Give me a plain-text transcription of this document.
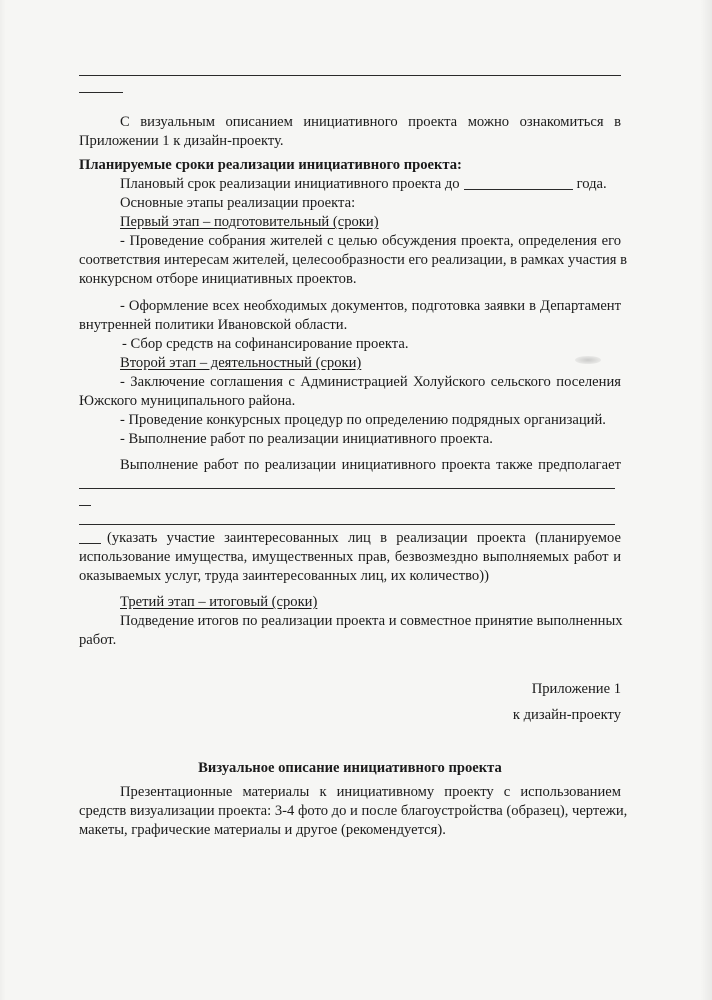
С визуальным описанием инициативного проекта можно ознакомиться в
Приложении 1 к дизайн-проекту.
Планируемые сроки реализации инициативного проекта:
Плановый срок реализации инициативного проекта до	года.
Основные этапы реализации проекта:
Первый этап – подготовительный (сроки)
- Проведение собрания жителей с целью обсуждения проекта, определения его
соответствия интересам жителей, целесообразности его реализации, в рамках участия в
конкурсном отборе инициативных проектов.
- Оформление всех необходимых документов, подготовка заявки в Департамент
внутренней политики Ивановской области.
- Сбор средств на софинансирование проекта.
Второй этап – деятельностный (сроки)
- Заключение соглашения с Администрацией Холуйского сельского поселения
Южского муниципального района.
- Проведение конкурсных процедур по определению подрядных организаций.
- Выполнение работ по реализации инициативного проекта.
Выполнение работ по реализации инициативного проекта также предполагает
(указать участие заинтересованных лиц в реализации проекта (планируемое
использование имущества, имущественных прав, безвозмездно выполняемых работ и
оказываемых услуг, труда заинтересованных лиц, их количество))
Третий этап – итоговый (сроки)
Подведение итогов по реализации проекта и совместное принятие выполненных
работ.
Приложение 1
к дизайн-проекту
Визуальное описание инициативного проекта
Презентационные материалы к инициативному проекту с использованием
средств визуализации проекта: 3-4 фото до и после благоустройства (образец), чертежи,
макеты, графические материалы и другое (рекомендуется).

::::

*Directions:* Using the listing above, return all lines where the word "Выполнение" occurs.

*Worked answer:*
- Выполнение работ по реализации инициативного проекта.
Выполнение работ по реализации инициативного проекта также предполагает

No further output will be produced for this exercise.